Entries from a dataset:
Start

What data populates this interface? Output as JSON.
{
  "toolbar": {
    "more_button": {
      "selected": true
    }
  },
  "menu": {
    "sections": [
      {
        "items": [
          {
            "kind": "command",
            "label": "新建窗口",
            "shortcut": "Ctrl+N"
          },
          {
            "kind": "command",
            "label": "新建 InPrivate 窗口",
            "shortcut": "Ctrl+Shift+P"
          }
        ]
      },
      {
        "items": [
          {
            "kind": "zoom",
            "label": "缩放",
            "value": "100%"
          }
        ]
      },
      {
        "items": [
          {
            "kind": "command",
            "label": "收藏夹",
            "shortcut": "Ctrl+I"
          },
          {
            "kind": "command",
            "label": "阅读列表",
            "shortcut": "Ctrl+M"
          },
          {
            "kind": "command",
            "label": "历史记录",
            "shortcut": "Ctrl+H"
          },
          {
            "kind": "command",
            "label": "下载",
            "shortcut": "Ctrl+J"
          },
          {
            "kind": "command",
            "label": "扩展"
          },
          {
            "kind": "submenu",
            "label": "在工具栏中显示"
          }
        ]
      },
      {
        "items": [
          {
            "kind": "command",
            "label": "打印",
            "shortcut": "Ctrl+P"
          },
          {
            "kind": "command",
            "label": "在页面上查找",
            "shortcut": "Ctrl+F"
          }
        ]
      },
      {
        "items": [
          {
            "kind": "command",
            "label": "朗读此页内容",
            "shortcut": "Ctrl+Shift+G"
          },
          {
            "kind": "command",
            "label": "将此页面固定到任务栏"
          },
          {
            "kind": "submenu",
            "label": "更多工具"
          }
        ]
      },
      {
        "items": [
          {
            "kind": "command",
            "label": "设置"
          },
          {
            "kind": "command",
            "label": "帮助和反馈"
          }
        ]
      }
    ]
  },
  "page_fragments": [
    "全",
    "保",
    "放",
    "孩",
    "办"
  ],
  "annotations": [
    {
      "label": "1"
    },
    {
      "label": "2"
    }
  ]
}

End

WHAT THE TASK REQUIRES =>
Restate each of the entries above verbatim.

EXERCISE RESPONSE =>
What data populates this interface? Output as JSON.
{
  "toolbar": {
    "more_button": {
      "selected": true
    }
  },
  "menu": {
    "sections": [
      {
        "items": [
          {
            "kind": "command",
            "label": "新建窗口",
            "shortcut": "Ctrl+N"
          },
          {
            "kind": "command",
            "label": "新建 InPrivate 窗口",
            "shortcut": "Ctrl+Shift+P"
          }
        ]
      },
      {
        "items": [
          {
            "kind": "zoom",
            "label": "缩放",
            "value": "100%"
          }
        ]
      },
      {
        "items": [
          {
            "kind": "command",
            "label": "收藏夹",
            "shortcut": "Ctrl+I"
          },
          {
            "kind": "command",
            "label": "阅读列表",
            "shortcut": "Ctrl+M"
          },
          {
            "kind": "command",
            "label": "历史记录",
            "shortcut": "Ctrl+H"
          },
          {
            "kind": "command",
            "label": "下载",
            "shortcut": "Ctrl+J"
          },
          {
            "kind": "command",
            "label": "扩展"
          },
          {
            "kind": "submenu",
            "label": "在工具栏中显示"
          }
        ]
      },
      {
        "items": [
          {
            "kind": "command",
            "label": "打印",
            "shortcut": "Ctrl+P"
          },
          {
            "kind": "command",
            "label": "在页面上查找",
            "shortcut": "Ctrl+F"
          }
        ]
      },
      {
        "items": [
          {
            "kind": "command",
            "label": "朗读此页内容",
            "shortcut": "Ctrl+Shift+G"
          },
          {
            "kind": "command",
            "label": "将此页面固定到任务栏"
          },
          {
            "kind": "submenu",
            "label": "更多工具"
          }
        ]
      },
      {
        "items": [
          {
            "kind": "command",
            "label": "设置"
          },
          {
            "kind": "command",
            "label": "帮助和反馈"
          }
        ]
      }
    ]
  },
  "page_fragments": [
    "全",
    "保",
    "放",
    "孩",
    "办"
  ],
  "annotations": [
    {
      "label": "1"
    },
    {
      "label": "2"
    }
  ]
}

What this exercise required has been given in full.